- **Short exercise**
Print all the entries verbatim.
## Begin Exercise inputs
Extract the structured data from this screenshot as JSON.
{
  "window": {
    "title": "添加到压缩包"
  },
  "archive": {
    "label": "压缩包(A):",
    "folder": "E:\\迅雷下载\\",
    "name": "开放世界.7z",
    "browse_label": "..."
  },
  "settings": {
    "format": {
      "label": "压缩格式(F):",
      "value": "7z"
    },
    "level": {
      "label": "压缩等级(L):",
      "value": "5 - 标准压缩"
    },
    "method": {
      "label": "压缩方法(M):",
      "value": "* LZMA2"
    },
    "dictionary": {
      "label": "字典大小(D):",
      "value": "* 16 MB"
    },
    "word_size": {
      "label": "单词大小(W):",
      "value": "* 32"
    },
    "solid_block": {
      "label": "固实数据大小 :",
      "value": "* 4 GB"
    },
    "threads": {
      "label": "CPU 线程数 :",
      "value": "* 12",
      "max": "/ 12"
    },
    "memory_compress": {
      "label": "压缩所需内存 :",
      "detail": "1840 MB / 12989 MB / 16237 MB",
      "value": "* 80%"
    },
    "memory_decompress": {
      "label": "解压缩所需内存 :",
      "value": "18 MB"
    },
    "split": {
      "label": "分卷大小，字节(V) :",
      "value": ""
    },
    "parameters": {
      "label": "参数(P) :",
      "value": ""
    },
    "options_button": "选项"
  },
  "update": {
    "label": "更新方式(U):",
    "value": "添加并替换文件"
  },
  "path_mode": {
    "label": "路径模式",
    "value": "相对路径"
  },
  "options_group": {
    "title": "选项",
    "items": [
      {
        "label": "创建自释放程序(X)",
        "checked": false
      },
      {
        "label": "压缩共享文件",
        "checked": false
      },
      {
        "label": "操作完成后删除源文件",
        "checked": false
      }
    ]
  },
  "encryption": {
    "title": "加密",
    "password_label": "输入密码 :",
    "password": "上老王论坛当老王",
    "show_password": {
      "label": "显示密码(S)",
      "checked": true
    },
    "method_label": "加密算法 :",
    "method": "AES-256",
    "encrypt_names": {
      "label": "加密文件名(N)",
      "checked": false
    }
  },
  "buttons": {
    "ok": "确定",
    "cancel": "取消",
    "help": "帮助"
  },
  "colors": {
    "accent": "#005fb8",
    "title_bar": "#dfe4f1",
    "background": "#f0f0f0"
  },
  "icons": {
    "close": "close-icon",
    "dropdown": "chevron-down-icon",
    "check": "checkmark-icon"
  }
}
## End Exercise inputs
- **Written response**
Extract the structured data from this screenshot as JSON.
{
  "window": {
    "title": "添加到压缩包"
  },
  "archive": {
    "label": "压缩包(A):",
    "folder": "E:\\迅雷下载\\",
    "name": "开放世界.7z",
    "browse_label": "..."
  },
  "settings": {
    "format": {
      "label": "压缩格式(F):",
      "value": "7z"
    },
    "level": {
      "label": "压缩等级(L):",
      "value": "5 - 标准压缩"
    },
    "method": {
      "label": "压缩方法(M):",
      "value": "* LZMA2"
    },
    "dictionary": {
      "label": "字典大小(D):",
      "value": "* 16 MB"
    },
    "word_size": {
      "label": "单词大小(W):",
      "value": "* 32"
    },
    "solid_block": {
      "label": "固实数据大小 :",
      "value": "* 4 GB"
    },
    "threads": {
      "label": "CPU 线程数 :",
      "value": "* 12",
      "max": "/ 12"
    },
    "memory_compress": {
      "label": "压缩所需内存 :",
      "detail": "1840 MB / 12989 MB / 16237 MB",
      "value": "* 80%"
    },
    "memory_decompress": {
      "label": "解压缩所需内存 :",
      "value": "18 MB"
    },
    "split": {
      "label": "分卷大小，字节(V) :",
      "value": ""
    },
    "parameters": {
      "label": "参数(P) :",
      "value": ""
    },
    "options_button": "选项"
  },
  "update": {
    "label": "更新方式(U):",
    "value": "添加并替换文件"
  },
  "path_mode": {
    "label": "路径模式",
    "value": "相对路径"
  },
  "options_group": {
    "title": "选项",
    "items": [
      {
        "label": "创建自释放程序(X)",
        "checked": false
      },
      {
        "label": "压缩共享文件",
        "checked": false
      },
      {
        "label": "操作完成后删除源文件",
        "checked": false
      }
    ]
  },
  "encryption": {
    "title": "加密",
    "password_label": "输入密码 :",
    "password": "上老王论坛当老王",
    "show_password": {
      "label": "显示密码(S)",
      "checked": true
    },
    "method_label": "加密算法 :",
    "method": "AES-256",
    "encrypt_names": {
      "label": "加密文件名(N)",
      "checked": false
    }
  },
  "buttons": {
    "ok": "确定",
    "cancel": "取消",
    "help": "帮助"
  },
  "colors": {
    "accent": "#005fb8",
    "title_bar": "#dfe4f1",
    "background": "#f0f0f0"
  },
  "icons": {
    "close": "close-icon",
    "dropdown": "chevron-down-icon",
    "check": "checkmark-icon"
  }
}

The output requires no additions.